▶ **GIVEN TASK**
Write out each line from the data below that includes the word "Index".

[Data items]
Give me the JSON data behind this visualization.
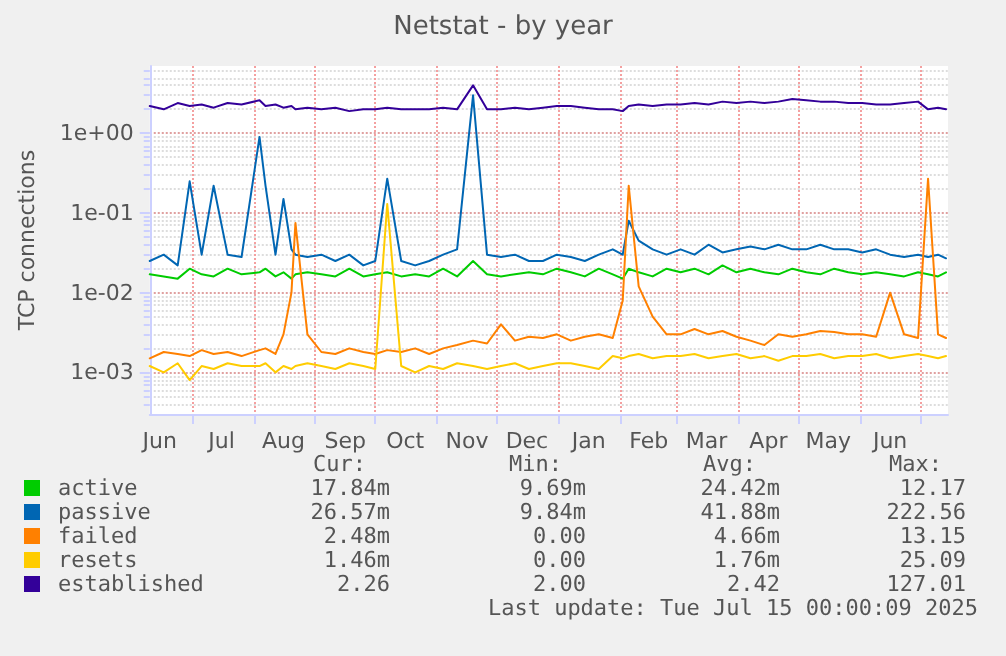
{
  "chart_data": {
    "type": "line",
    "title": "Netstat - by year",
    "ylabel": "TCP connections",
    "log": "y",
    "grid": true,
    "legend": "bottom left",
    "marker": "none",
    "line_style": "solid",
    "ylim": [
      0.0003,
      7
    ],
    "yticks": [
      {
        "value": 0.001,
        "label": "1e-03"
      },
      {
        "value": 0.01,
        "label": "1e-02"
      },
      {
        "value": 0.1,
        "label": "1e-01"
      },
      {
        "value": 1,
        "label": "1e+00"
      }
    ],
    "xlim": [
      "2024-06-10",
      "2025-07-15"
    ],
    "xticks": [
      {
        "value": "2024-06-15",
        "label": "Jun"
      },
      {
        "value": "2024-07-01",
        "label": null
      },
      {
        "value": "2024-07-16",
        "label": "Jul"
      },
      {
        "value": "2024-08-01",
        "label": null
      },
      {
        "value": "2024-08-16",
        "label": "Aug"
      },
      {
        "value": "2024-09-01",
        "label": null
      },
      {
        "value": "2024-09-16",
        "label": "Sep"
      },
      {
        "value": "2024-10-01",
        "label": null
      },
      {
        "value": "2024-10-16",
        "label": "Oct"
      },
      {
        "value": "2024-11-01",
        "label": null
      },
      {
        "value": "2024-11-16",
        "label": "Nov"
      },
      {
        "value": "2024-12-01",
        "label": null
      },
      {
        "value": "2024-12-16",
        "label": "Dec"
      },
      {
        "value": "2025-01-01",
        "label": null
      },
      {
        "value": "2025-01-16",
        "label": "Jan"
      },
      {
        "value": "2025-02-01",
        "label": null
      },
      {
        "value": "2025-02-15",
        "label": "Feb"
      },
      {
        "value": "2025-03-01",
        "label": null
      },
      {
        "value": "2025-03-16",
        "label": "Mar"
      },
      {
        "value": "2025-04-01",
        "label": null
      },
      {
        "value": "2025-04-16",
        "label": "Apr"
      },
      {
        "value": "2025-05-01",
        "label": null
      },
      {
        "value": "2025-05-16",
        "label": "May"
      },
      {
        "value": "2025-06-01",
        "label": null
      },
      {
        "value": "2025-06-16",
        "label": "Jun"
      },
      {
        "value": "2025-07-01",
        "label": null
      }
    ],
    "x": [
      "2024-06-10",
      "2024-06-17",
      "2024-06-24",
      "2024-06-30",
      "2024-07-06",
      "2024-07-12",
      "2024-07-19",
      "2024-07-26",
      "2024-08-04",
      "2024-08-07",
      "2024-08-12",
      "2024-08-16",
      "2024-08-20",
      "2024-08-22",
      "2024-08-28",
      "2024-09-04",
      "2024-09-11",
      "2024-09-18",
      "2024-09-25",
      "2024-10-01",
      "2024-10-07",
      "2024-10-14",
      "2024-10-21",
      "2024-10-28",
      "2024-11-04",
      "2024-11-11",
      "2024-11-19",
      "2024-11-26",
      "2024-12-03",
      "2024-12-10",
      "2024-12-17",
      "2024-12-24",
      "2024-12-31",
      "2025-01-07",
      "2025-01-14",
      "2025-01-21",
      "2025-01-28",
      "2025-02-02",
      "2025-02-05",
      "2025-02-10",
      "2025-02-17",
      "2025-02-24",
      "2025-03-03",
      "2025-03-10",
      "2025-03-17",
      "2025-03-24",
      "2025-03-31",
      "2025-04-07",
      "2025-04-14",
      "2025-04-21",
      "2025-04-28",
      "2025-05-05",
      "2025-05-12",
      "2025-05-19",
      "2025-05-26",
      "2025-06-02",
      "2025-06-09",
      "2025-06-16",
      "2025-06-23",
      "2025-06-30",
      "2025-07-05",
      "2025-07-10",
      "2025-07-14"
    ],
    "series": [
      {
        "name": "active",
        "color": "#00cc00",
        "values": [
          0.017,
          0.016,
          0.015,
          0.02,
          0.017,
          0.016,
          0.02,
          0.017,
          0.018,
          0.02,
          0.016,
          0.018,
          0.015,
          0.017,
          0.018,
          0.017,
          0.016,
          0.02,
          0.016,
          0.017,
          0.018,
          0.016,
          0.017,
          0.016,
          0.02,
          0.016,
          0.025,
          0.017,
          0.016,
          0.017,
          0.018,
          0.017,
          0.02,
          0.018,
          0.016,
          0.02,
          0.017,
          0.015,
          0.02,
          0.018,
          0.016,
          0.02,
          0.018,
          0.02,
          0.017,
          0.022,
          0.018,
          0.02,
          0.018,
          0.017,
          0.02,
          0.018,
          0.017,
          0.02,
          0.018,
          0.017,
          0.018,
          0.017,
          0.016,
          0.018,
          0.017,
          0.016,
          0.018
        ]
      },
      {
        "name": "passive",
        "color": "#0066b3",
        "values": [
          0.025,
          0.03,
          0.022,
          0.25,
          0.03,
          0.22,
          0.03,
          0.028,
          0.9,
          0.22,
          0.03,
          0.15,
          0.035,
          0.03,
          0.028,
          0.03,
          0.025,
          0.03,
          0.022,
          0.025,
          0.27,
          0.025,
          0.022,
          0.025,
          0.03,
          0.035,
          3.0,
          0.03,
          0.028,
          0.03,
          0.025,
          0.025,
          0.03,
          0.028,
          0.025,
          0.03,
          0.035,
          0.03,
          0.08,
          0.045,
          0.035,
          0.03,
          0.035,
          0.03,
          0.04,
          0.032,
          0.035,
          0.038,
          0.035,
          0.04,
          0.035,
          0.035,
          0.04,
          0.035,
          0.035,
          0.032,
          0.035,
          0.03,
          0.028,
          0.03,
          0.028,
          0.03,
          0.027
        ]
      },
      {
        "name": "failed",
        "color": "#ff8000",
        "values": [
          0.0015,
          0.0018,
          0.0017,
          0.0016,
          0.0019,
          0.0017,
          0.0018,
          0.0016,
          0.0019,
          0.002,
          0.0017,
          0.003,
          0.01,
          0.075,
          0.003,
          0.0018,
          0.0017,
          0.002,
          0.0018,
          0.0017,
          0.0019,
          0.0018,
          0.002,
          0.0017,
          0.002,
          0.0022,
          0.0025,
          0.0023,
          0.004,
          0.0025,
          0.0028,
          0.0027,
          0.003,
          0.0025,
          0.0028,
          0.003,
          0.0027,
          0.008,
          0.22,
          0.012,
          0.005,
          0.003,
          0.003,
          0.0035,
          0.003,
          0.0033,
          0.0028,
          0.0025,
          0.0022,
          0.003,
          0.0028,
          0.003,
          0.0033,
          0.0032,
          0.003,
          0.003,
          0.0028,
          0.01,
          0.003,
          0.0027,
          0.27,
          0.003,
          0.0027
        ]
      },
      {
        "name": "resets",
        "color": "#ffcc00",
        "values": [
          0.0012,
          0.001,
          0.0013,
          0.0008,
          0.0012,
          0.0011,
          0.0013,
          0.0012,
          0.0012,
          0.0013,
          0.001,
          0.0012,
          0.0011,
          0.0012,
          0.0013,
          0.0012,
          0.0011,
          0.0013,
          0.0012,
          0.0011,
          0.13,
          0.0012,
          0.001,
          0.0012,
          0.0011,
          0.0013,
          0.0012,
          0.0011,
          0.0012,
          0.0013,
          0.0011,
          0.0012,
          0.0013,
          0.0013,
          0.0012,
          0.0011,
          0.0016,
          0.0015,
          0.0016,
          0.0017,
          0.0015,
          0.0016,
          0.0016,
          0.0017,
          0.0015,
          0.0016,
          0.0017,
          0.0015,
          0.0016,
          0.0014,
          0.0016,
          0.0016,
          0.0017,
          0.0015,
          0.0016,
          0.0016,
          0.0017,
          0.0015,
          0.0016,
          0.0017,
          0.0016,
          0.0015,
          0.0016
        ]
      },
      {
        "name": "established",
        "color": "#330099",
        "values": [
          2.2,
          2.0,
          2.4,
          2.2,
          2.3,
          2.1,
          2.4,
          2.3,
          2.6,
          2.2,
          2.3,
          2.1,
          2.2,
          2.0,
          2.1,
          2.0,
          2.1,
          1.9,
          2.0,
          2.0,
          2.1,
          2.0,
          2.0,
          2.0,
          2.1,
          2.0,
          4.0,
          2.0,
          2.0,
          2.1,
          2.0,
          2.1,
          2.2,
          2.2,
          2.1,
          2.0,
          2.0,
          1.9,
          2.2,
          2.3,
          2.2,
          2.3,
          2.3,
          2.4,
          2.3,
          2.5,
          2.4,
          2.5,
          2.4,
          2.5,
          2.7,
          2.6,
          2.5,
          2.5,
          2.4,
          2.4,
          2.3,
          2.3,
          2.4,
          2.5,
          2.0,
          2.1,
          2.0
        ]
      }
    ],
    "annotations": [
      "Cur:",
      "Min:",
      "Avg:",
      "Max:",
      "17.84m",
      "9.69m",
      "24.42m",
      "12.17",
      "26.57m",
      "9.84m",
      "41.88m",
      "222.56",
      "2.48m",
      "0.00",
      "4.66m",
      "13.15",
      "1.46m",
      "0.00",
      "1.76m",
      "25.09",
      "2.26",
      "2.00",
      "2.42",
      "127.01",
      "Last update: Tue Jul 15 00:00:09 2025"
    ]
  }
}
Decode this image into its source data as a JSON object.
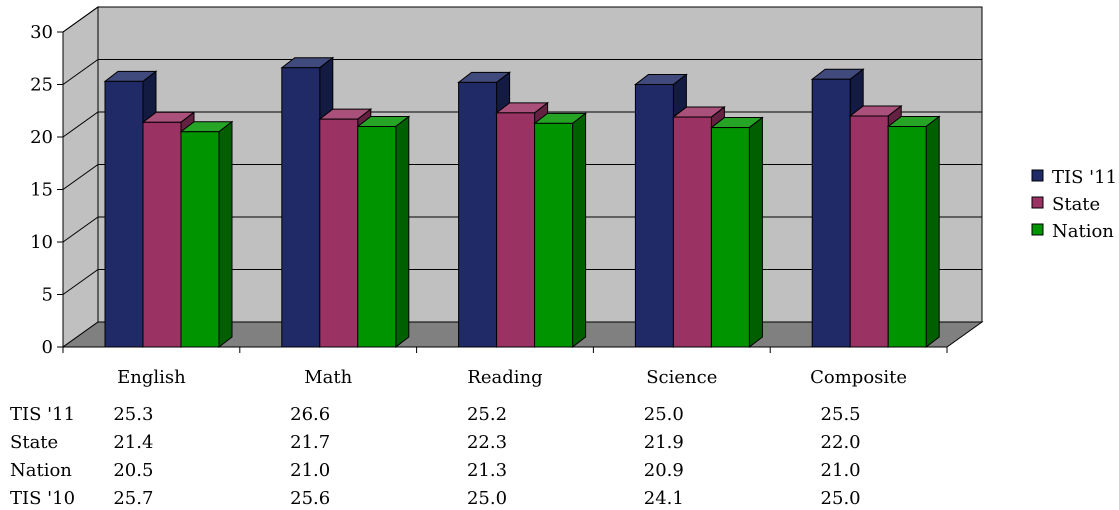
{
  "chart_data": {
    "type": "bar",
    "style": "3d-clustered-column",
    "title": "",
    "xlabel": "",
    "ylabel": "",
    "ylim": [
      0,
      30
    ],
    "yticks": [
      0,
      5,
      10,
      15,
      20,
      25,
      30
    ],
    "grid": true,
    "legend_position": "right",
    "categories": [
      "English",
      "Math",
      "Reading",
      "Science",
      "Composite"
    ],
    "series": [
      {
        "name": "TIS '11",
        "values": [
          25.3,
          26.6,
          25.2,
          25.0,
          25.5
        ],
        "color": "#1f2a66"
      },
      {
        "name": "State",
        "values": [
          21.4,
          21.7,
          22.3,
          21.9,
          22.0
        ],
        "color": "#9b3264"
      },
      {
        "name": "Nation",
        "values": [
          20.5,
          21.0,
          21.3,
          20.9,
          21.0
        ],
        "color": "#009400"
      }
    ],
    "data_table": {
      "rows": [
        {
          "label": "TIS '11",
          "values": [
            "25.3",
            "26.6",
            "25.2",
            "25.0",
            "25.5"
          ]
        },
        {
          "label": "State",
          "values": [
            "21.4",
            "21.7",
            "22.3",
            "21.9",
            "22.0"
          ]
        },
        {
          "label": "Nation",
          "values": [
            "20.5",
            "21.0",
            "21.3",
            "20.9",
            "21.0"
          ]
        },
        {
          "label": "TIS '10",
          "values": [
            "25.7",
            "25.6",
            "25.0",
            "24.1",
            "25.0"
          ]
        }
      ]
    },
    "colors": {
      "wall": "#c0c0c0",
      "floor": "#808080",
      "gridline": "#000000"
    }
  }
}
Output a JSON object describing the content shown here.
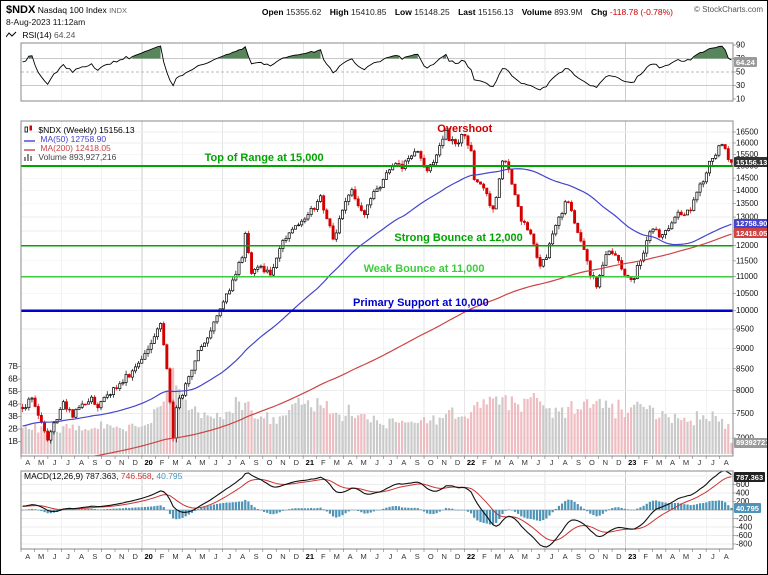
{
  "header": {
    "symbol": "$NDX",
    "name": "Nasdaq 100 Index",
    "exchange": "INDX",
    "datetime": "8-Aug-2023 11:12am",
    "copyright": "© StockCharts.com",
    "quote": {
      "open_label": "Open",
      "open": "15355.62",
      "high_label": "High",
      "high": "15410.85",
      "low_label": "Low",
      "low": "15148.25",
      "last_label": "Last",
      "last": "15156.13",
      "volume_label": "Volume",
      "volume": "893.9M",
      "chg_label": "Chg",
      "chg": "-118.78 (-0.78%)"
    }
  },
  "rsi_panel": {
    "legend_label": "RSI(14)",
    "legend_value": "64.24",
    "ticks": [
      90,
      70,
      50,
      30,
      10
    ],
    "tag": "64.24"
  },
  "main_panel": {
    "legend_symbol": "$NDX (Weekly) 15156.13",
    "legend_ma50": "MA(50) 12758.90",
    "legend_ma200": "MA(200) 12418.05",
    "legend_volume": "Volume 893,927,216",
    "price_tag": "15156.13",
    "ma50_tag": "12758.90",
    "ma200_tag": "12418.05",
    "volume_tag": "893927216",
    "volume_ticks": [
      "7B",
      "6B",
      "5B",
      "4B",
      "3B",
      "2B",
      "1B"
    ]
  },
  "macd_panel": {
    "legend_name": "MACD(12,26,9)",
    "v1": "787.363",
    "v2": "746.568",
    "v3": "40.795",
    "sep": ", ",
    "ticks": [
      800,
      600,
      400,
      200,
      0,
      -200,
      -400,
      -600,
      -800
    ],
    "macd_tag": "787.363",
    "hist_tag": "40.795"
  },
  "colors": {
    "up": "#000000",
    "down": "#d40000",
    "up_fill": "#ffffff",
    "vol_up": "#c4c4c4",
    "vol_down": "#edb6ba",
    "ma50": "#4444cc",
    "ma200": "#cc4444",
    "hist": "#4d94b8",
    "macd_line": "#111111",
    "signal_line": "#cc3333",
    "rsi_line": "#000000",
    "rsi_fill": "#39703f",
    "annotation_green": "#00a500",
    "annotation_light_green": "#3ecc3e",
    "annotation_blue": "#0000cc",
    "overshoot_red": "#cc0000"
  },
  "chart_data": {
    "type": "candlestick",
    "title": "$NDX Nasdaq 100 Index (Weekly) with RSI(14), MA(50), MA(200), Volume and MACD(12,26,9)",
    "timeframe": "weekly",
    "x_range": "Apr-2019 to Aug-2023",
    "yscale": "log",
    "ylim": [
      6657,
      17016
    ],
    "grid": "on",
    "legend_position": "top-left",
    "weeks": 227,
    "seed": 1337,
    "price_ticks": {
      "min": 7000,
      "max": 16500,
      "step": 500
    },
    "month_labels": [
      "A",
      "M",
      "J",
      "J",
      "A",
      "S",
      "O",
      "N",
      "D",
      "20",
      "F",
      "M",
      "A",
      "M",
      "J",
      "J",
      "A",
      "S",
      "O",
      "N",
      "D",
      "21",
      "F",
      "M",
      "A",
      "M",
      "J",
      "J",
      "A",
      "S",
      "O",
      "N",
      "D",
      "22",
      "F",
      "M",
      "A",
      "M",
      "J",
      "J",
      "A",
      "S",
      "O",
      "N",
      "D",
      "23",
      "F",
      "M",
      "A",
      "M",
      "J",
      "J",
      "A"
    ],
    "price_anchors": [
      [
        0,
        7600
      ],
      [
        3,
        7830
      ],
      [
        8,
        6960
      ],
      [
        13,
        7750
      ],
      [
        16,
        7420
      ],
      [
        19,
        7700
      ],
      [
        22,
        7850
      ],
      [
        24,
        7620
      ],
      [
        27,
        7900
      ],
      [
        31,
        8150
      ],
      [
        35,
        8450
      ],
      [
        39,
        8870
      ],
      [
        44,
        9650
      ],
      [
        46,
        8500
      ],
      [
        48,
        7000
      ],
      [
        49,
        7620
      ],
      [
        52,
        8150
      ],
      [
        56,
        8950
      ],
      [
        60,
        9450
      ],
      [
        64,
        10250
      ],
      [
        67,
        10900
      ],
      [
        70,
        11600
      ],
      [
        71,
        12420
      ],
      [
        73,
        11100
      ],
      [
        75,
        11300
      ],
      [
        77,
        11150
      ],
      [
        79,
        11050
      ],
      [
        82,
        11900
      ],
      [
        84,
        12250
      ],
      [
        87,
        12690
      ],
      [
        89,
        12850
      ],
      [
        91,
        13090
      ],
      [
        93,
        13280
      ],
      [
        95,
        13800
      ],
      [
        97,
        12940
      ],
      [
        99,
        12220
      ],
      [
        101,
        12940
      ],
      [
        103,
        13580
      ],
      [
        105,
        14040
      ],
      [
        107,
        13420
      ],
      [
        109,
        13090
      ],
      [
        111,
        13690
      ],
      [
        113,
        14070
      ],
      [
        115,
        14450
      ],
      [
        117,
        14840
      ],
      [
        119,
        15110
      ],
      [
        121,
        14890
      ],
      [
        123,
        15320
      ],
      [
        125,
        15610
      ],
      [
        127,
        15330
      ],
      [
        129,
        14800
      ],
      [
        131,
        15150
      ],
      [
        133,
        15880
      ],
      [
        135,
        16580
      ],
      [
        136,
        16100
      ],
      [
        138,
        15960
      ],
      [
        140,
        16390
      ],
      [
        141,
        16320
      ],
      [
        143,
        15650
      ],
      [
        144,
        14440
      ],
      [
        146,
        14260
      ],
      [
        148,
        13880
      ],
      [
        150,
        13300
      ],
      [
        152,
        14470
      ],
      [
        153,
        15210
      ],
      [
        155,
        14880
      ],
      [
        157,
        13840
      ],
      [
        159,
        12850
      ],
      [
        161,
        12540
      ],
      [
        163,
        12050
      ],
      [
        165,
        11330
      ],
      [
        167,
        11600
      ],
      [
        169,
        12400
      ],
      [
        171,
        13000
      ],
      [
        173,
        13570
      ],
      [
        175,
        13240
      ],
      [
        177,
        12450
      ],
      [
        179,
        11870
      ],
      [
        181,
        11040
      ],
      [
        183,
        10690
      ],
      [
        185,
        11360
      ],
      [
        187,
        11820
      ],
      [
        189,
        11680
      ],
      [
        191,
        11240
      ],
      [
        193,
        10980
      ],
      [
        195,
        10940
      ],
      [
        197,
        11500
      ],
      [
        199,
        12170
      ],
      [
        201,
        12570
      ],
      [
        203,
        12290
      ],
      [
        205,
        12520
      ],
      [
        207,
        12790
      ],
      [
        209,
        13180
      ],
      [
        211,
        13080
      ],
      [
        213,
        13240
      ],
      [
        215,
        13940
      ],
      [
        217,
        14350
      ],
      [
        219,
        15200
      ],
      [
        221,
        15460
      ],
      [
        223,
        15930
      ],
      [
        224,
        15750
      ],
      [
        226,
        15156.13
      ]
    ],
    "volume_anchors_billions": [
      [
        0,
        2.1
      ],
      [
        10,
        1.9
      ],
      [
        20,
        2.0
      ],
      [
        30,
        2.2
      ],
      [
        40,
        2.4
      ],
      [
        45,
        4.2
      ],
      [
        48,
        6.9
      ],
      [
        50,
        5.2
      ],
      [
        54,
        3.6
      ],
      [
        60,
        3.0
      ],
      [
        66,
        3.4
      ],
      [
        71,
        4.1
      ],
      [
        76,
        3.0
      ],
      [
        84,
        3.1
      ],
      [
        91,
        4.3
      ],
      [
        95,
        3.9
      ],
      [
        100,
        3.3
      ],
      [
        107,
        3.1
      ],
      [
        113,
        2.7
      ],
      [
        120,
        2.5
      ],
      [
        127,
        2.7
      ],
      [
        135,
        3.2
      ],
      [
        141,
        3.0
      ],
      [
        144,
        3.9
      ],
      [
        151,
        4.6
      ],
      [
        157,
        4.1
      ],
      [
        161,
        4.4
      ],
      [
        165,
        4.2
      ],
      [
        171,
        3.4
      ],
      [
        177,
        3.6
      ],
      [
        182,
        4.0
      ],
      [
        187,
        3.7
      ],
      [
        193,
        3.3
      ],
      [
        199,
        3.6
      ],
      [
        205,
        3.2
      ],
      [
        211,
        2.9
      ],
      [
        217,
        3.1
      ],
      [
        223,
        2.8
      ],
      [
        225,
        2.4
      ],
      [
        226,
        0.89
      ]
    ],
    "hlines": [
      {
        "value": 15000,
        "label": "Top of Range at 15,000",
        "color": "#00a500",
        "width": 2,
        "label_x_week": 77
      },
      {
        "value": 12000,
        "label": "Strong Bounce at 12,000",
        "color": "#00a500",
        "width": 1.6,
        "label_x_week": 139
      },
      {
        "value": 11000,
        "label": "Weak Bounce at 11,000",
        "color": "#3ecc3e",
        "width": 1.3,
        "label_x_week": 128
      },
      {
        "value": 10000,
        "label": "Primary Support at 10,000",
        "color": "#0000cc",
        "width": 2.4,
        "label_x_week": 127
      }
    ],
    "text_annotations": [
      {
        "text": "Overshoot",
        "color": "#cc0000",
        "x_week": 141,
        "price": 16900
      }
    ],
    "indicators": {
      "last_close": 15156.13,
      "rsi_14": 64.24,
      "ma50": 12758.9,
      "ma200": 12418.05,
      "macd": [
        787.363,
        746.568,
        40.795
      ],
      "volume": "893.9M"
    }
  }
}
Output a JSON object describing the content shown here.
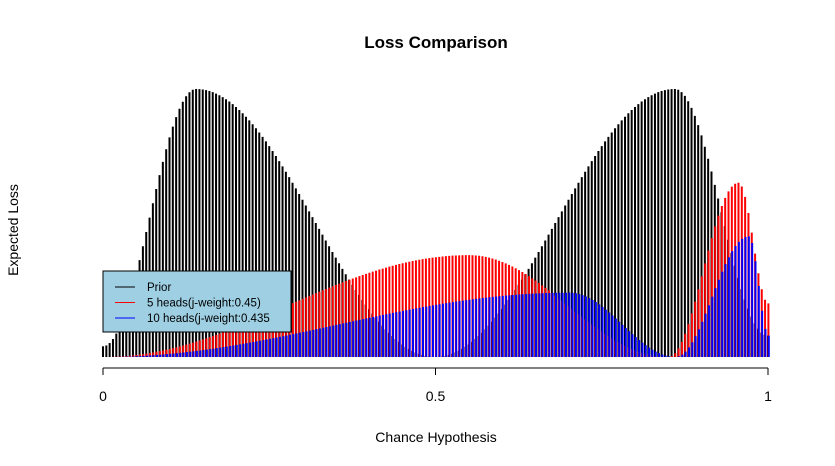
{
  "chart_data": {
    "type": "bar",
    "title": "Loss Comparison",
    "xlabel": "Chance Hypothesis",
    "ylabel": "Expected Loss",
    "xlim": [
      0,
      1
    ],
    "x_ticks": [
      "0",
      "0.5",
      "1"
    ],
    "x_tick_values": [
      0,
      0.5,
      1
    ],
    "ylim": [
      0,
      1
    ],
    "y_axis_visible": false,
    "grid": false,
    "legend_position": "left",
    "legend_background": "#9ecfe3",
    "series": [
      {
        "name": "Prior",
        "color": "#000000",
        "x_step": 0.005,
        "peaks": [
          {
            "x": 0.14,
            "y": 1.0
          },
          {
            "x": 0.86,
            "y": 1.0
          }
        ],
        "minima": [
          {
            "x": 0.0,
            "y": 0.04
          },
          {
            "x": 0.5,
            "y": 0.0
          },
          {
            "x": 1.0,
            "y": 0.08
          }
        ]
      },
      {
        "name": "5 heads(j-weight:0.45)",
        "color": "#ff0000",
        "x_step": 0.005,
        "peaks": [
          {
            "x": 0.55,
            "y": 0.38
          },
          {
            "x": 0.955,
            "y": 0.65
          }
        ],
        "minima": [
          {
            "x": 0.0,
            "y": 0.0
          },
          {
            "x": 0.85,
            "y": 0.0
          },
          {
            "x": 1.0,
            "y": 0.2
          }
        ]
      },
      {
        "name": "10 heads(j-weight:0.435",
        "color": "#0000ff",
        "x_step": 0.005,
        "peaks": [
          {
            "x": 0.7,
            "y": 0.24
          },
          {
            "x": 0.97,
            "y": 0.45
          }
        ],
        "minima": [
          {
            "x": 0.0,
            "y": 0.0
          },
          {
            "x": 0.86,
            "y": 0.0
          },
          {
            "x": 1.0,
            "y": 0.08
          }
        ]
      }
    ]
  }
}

▶ **EXERCISE RESPONSE**
    "name": "Nasdaq 100 Index",
    "title": "$NDX Nasdaq 100 Index (Weekly) with RSI(14), MA(50), MA(200), Volume and MACD(12,26,9)",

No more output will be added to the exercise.